§ **TASK BRIEF**
Starting at the line that contains "search-input[interactable]: ⌕ Search" and ending at the line that contains "cancel-button[interactable]: CANCEL [523, 949, 620, 993]", write those lines out again with "interactable" swapped for "clickable" and nothing else altered.

Coordinate annotation records
□ □ □

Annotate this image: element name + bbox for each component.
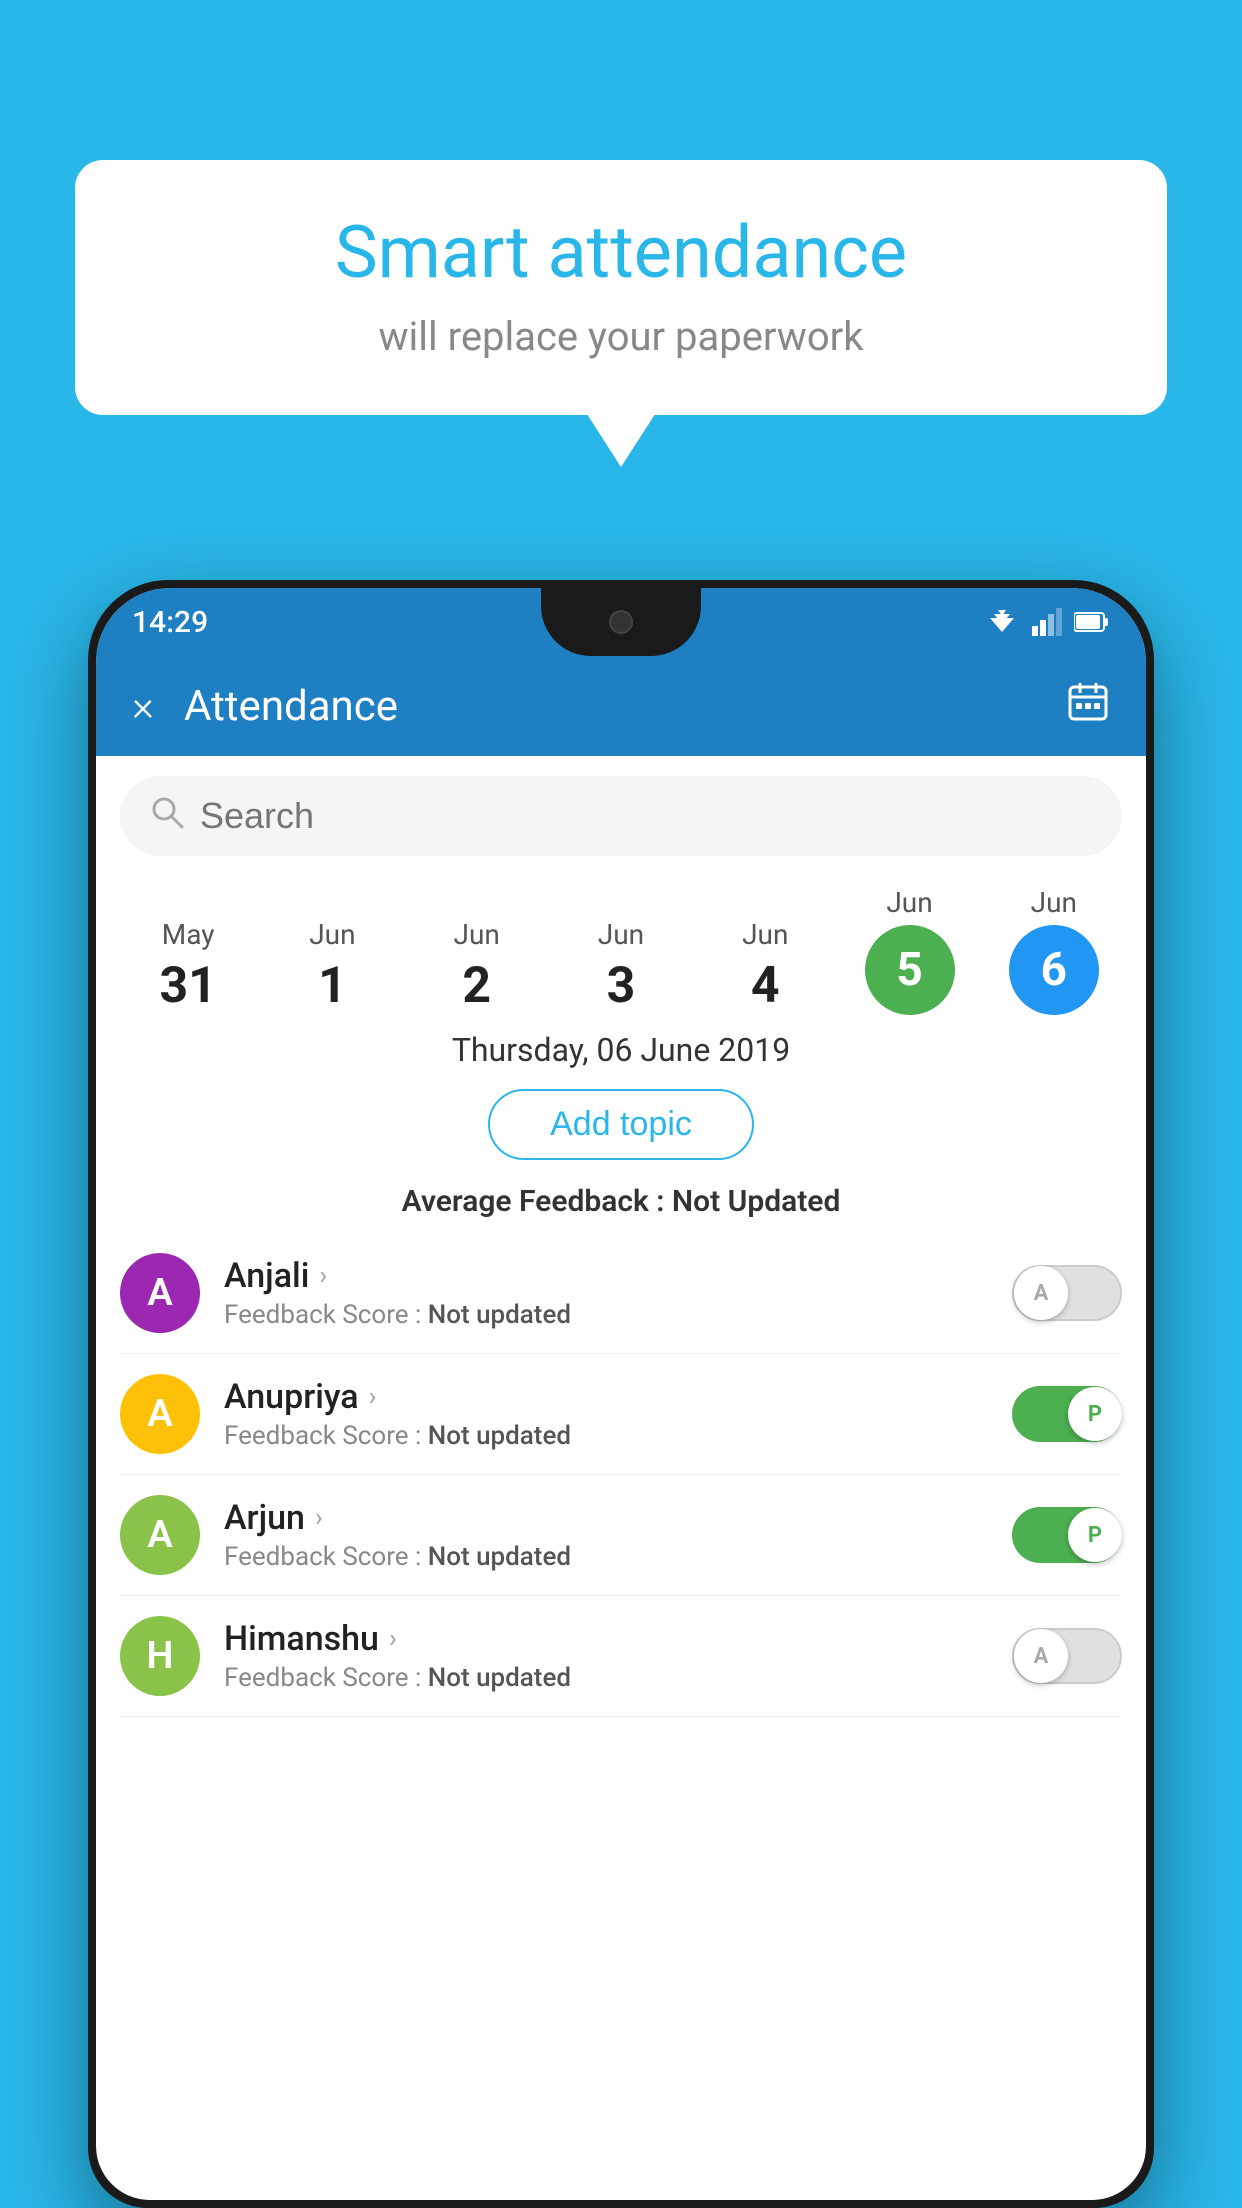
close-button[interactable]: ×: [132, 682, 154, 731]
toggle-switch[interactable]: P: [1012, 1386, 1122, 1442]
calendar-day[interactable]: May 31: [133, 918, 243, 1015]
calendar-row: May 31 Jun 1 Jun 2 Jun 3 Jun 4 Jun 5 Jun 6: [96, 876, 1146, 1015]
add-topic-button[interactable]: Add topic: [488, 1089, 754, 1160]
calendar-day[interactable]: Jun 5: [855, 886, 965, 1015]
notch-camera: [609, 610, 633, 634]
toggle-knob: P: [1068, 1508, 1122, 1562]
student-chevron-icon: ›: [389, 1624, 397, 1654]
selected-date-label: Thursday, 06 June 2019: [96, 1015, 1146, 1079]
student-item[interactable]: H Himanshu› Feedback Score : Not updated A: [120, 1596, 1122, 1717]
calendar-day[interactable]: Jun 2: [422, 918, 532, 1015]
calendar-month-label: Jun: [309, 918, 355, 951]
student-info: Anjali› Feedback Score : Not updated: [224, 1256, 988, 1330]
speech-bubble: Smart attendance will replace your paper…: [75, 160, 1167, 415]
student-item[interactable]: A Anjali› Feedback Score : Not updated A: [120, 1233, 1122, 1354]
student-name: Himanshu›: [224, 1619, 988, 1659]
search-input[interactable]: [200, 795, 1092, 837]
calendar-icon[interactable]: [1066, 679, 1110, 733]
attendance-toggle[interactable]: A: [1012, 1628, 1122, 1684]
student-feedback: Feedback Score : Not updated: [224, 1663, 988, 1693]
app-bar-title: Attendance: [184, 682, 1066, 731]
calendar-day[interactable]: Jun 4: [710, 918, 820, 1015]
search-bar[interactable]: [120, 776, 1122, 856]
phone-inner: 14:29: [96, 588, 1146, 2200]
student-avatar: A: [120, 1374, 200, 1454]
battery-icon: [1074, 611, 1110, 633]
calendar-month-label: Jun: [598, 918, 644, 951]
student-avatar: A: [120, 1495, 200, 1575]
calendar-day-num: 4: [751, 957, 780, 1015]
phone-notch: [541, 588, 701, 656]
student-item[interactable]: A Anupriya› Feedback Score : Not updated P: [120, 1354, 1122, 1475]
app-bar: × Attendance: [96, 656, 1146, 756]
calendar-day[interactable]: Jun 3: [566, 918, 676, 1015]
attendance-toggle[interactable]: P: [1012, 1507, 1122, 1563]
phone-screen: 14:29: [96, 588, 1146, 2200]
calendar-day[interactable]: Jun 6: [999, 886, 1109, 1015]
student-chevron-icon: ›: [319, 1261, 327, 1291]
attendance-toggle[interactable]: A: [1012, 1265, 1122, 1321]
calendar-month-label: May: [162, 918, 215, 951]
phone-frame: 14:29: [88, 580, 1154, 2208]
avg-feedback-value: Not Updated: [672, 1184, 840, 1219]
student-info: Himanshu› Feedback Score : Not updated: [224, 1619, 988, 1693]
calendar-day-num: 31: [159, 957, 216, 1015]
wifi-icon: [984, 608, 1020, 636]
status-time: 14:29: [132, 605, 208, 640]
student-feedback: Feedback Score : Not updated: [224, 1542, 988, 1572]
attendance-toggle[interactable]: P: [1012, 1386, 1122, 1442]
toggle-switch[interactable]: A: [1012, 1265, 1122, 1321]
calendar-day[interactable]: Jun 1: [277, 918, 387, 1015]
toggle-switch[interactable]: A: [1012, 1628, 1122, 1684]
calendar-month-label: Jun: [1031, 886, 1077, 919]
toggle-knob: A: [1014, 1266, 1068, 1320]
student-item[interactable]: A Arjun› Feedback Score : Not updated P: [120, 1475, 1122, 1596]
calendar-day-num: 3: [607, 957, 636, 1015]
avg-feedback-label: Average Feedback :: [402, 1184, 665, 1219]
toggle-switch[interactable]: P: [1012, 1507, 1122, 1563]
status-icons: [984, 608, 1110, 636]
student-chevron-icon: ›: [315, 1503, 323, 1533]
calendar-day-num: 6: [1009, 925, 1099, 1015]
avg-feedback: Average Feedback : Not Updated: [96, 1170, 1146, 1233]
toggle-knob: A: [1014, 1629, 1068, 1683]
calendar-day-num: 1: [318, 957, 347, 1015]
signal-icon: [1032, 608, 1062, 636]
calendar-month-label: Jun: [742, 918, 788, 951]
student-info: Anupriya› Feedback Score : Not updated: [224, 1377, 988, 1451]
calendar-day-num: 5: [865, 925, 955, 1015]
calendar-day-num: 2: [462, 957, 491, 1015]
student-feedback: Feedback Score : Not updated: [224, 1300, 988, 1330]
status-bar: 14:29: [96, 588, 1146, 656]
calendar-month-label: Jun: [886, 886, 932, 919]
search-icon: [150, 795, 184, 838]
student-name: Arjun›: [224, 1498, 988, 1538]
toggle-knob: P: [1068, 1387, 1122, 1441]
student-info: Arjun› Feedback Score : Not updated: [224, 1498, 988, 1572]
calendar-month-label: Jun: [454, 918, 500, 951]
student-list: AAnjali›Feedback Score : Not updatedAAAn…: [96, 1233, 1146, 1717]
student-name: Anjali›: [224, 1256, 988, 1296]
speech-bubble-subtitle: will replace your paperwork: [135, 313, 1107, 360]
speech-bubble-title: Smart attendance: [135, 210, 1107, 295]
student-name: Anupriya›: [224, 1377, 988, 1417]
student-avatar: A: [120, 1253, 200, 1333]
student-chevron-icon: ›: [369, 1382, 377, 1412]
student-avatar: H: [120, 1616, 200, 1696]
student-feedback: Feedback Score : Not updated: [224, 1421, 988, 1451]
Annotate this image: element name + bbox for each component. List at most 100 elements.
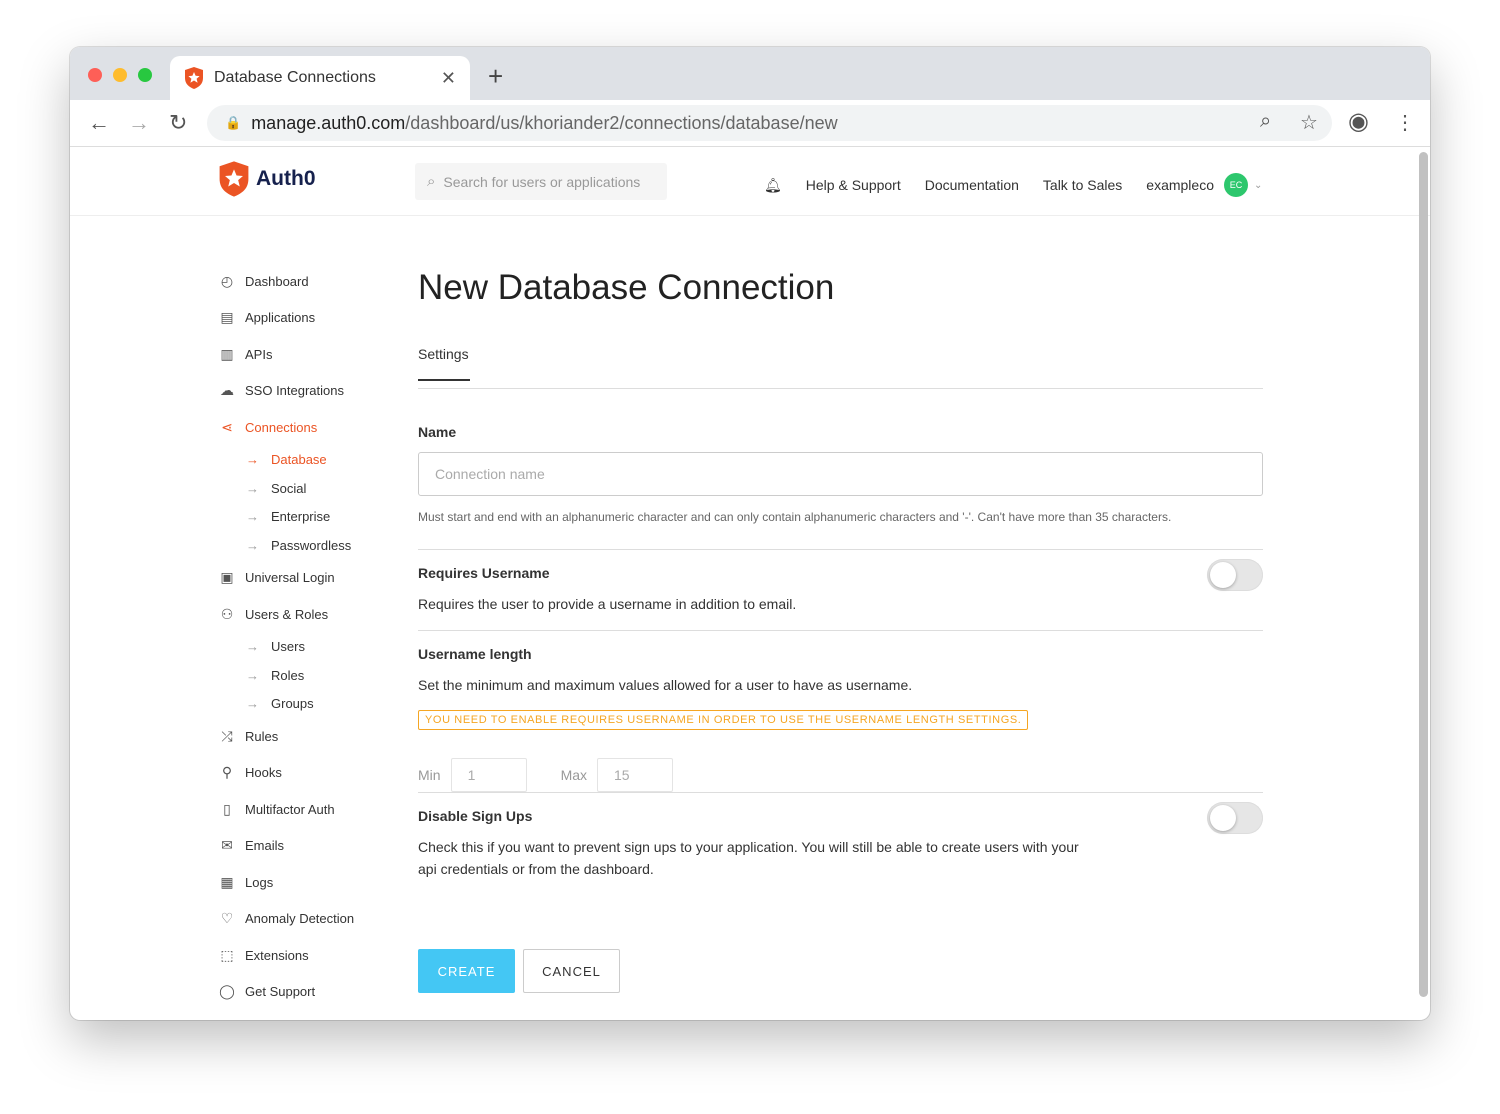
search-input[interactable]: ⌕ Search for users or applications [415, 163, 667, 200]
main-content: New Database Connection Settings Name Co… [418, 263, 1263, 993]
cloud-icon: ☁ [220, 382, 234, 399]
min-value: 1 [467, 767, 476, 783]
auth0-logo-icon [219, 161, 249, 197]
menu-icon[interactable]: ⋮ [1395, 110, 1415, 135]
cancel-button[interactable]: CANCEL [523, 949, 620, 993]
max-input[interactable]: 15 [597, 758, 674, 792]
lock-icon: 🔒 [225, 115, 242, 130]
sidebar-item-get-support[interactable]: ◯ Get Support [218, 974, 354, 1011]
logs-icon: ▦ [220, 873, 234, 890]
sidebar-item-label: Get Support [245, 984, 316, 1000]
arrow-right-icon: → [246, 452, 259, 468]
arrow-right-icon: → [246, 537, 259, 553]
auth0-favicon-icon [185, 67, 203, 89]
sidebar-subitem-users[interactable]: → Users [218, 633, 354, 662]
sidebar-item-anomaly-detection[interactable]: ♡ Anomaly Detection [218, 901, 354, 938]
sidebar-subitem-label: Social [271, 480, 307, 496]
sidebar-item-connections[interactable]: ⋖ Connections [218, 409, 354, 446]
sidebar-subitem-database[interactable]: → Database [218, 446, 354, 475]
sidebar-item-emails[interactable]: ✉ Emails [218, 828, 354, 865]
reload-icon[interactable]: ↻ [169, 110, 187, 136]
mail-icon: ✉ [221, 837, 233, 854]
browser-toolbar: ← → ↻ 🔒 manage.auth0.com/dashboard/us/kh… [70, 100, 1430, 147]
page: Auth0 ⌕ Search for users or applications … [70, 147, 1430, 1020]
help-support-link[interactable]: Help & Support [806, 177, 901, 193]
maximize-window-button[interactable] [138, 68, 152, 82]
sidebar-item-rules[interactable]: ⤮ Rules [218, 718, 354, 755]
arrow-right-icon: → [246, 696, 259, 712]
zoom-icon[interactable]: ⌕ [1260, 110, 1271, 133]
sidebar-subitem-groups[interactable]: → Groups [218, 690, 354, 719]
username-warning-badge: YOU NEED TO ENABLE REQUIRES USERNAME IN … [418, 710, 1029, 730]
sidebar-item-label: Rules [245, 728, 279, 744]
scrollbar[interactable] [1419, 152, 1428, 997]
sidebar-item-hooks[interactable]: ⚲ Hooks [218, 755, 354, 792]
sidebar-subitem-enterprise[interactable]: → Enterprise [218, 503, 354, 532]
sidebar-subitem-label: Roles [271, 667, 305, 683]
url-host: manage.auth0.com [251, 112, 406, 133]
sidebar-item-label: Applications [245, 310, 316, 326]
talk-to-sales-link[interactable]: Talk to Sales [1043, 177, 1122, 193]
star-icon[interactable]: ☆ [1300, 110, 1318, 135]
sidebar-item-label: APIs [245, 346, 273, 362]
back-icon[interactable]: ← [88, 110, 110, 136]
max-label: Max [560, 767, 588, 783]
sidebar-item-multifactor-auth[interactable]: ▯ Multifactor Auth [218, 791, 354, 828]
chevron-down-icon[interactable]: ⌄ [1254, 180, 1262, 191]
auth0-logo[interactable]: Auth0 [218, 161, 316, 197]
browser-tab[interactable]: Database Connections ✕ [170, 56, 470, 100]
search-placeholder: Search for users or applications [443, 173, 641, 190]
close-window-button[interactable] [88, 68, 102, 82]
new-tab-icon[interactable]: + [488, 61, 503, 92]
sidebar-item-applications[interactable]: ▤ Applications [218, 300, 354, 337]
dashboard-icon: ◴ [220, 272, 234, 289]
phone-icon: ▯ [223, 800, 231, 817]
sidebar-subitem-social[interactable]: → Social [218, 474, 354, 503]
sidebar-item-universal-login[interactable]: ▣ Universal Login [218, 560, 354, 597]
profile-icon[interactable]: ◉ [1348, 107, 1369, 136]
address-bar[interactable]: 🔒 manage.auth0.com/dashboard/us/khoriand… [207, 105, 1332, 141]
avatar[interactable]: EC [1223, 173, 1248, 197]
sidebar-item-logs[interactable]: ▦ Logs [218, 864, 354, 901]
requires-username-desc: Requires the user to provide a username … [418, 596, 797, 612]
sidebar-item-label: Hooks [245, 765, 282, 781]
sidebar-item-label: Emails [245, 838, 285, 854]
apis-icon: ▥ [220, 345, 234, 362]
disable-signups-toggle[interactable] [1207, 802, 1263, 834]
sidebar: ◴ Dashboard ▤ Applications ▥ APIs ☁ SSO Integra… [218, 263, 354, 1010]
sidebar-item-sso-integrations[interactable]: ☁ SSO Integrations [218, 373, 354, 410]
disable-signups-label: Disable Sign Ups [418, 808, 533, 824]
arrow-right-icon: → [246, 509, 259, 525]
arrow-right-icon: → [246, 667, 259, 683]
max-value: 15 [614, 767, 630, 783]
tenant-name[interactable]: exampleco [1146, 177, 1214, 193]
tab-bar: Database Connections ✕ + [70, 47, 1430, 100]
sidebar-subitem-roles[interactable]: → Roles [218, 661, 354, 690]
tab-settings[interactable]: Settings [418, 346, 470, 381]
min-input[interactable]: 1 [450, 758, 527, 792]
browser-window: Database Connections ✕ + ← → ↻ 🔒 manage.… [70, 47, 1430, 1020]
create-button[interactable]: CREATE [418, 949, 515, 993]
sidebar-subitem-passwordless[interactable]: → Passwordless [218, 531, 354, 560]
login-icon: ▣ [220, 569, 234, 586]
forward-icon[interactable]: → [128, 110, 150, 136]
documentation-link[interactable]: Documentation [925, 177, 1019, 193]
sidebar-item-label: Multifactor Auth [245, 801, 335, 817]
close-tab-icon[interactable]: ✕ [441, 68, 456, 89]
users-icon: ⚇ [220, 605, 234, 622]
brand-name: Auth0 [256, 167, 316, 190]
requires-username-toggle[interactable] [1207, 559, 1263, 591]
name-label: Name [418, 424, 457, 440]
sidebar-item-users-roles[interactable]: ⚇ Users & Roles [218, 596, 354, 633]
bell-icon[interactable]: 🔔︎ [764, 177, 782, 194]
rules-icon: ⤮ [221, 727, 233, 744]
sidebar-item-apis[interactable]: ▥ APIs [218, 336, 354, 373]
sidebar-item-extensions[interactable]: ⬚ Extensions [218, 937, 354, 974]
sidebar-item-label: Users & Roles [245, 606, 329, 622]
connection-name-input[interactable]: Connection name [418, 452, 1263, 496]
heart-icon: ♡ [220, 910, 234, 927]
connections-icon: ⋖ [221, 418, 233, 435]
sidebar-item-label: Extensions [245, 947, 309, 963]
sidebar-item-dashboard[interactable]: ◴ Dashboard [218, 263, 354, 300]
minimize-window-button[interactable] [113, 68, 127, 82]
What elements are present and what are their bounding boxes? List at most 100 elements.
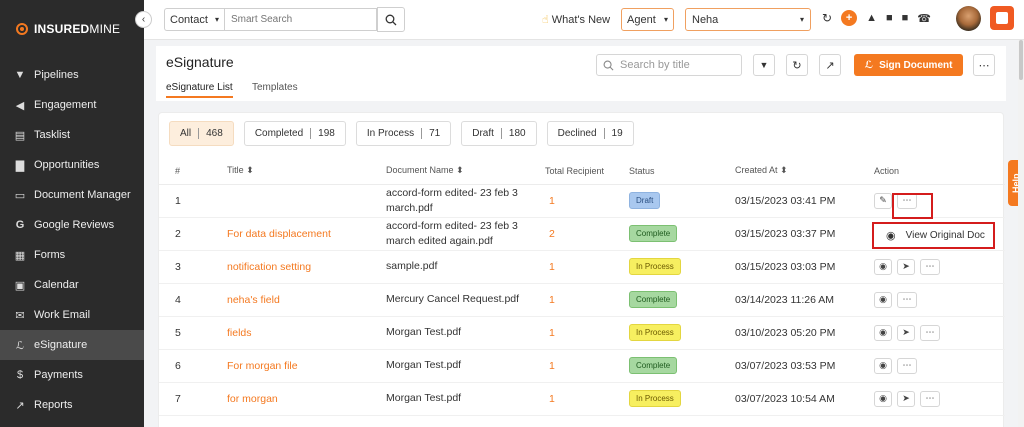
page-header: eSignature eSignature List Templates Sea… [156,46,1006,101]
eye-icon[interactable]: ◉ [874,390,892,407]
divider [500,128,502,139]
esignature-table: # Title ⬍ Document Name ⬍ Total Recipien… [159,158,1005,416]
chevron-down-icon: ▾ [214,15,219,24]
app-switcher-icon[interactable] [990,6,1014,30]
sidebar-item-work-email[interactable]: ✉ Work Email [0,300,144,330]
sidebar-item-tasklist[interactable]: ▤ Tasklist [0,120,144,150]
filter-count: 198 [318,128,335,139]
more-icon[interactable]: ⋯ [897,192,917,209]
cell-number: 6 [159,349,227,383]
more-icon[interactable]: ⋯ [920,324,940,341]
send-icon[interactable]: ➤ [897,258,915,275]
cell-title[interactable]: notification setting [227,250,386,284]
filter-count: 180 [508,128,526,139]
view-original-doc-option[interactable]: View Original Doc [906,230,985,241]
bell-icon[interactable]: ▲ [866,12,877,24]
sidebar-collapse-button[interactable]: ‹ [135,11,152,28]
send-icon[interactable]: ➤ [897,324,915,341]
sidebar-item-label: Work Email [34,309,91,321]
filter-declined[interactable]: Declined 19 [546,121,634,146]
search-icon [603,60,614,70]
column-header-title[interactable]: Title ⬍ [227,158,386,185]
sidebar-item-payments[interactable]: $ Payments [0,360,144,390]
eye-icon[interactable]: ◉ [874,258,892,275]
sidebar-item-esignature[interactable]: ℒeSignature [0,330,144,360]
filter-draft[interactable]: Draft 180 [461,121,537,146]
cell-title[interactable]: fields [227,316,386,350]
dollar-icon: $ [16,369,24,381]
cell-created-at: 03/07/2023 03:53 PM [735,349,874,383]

□ □ □

§ **RIGHT ANSWER**
search-input[clickable]: ⌕ Search for users or applications [415, 163, 667, 200]
main-content: New Database Connection Settings Name Co… [418, 263, 1263, 993]
cloud-icon: ☁ [220, 382, 234, 399]
min-value: 1 [467, 767, 476, 783]
auth0-logo-icon [219, 161, 249, 197]
menu-icon[clickable]: ⋮ [1395, 110, 1415, 135]
cancel-button[clickable]: CANCEL [523, 949, 620, 993]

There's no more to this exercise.